Your answer should be a single number: the count of lines containing the string "kind".

* **Records supplied**:

<<<<

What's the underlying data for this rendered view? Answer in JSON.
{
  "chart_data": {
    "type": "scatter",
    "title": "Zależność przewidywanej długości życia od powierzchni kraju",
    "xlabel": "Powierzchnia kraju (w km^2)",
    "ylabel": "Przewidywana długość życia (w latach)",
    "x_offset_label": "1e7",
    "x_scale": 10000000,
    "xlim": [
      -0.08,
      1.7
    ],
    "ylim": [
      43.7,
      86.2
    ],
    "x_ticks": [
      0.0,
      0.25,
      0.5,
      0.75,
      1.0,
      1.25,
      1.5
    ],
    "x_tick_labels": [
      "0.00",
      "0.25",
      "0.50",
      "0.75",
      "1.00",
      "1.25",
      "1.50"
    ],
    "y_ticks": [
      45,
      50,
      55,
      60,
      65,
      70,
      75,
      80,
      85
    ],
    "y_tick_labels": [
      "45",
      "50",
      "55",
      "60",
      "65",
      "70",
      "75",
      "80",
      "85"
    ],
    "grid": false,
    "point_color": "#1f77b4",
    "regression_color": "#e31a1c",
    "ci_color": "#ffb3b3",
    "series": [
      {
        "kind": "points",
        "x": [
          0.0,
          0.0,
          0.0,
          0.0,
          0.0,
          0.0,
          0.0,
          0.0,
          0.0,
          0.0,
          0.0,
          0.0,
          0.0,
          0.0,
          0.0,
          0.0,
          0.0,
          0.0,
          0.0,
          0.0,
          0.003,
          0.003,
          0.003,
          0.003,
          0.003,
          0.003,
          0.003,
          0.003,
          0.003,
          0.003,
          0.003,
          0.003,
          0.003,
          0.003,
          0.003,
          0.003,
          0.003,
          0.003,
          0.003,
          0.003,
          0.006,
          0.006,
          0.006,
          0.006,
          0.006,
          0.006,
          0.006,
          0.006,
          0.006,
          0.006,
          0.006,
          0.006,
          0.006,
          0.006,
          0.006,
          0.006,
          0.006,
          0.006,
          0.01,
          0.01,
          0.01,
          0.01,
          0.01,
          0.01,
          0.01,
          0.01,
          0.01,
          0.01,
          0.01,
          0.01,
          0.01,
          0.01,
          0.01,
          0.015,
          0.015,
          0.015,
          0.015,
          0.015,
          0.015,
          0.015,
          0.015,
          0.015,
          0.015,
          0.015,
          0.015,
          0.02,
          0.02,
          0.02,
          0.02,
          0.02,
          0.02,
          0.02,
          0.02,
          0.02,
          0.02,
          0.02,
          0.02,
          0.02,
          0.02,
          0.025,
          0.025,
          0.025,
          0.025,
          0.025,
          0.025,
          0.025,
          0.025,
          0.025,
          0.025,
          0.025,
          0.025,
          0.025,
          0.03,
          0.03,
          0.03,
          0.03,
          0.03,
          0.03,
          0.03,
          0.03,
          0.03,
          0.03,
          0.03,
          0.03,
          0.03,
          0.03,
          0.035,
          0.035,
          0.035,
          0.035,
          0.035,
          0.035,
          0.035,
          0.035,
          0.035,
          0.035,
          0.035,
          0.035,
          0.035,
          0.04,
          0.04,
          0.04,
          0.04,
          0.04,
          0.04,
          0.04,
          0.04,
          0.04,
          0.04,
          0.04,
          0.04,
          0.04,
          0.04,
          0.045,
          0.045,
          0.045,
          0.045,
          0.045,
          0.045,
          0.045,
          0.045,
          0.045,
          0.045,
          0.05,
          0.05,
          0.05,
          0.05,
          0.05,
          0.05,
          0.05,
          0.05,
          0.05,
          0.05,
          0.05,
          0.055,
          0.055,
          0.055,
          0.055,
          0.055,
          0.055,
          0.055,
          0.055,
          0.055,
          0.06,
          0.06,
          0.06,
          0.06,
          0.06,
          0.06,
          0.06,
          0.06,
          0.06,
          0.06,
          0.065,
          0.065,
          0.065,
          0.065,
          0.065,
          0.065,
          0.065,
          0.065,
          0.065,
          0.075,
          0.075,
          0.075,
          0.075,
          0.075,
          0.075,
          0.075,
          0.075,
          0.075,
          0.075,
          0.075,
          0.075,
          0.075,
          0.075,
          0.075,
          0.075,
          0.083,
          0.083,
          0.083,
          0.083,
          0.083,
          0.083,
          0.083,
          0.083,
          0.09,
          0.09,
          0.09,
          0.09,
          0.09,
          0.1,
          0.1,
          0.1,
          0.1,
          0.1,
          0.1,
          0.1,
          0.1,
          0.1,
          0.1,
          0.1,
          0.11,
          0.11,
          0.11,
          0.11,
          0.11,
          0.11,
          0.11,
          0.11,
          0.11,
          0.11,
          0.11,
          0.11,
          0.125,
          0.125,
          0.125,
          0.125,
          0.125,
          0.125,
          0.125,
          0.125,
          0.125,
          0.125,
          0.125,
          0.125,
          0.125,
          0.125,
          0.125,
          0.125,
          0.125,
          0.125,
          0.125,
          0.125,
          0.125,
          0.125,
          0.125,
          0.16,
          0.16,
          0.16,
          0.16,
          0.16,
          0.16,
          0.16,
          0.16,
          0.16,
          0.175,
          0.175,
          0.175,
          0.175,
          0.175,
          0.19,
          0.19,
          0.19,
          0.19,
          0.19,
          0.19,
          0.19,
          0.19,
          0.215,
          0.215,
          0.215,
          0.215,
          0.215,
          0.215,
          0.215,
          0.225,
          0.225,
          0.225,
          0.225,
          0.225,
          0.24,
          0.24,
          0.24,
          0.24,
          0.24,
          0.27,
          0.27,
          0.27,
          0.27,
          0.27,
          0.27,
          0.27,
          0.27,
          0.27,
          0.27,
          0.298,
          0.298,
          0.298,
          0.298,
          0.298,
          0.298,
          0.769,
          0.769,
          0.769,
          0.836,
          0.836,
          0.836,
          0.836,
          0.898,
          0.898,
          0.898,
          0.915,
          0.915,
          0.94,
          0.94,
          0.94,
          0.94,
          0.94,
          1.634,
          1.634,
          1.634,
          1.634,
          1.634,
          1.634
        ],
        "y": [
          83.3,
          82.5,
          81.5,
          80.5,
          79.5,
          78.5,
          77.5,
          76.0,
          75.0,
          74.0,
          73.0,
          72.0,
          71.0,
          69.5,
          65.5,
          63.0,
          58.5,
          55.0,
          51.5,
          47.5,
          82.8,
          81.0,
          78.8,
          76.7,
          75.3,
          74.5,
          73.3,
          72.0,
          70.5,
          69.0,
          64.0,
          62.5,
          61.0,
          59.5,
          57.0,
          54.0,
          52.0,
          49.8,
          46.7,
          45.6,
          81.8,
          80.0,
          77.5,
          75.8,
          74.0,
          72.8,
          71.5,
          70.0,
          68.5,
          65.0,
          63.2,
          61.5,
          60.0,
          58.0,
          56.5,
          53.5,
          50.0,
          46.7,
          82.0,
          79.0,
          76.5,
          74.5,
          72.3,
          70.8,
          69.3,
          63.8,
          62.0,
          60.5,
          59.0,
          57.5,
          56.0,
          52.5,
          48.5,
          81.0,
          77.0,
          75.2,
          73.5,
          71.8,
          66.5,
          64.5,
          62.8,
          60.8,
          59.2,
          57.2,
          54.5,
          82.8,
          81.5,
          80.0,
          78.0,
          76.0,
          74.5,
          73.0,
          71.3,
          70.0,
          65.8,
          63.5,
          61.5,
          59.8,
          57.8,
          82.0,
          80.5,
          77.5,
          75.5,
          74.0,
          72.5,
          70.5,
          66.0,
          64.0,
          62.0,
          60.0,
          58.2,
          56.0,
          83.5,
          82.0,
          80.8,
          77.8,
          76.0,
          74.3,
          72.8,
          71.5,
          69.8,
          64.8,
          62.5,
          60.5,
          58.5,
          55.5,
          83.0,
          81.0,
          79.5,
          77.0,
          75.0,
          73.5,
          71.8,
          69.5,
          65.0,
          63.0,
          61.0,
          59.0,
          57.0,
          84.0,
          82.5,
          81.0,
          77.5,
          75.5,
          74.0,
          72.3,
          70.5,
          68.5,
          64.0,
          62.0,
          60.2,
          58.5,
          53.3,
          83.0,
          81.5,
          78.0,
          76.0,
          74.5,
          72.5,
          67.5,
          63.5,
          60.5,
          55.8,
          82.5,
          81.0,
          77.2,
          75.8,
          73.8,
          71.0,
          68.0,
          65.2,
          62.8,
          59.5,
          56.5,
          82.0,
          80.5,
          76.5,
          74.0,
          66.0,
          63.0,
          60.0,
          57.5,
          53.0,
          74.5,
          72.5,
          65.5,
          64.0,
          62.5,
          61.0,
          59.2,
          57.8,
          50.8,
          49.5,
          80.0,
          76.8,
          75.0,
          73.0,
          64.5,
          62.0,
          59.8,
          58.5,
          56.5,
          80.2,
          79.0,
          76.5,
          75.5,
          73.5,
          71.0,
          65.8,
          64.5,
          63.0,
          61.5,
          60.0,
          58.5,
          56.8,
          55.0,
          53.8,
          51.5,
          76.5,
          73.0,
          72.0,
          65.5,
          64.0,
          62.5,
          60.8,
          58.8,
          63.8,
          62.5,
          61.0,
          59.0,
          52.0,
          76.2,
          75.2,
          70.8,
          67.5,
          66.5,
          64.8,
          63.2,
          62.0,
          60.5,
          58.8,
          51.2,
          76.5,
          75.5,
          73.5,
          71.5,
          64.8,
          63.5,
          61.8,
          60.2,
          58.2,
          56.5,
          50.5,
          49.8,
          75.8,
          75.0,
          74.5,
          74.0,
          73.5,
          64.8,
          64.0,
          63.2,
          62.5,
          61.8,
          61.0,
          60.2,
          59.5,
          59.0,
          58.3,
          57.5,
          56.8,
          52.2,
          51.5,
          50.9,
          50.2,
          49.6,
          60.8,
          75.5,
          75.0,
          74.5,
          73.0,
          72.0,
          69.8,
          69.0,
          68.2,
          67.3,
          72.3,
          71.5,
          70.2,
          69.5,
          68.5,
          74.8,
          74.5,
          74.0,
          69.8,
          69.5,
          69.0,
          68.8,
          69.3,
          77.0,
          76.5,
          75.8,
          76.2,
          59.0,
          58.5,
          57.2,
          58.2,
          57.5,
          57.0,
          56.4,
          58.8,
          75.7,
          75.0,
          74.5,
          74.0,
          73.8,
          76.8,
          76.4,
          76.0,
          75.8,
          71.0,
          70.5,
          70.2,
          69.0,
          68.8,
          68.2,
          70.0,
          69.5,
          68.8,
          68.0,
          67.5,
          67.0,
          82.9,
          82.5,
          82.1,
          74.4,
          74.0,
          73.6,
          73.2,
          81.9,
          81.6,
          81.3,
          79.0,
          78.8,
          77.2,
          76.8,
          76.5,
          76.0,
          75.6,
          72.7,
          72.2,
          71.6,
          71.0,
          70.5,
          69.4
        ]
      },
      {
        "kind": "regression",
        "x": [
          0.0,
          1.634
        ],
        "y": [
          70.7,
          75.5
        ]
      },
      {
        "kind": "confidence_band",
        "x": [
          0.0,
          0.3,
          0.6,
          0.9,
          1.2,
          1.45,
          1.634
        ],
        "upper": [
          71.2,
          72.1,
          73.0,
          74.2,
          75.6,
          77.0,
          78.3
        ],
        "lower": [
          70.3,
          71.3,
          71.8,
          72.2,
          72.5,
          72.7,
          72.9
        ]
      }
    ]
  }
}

>>>>

* **The result**:
3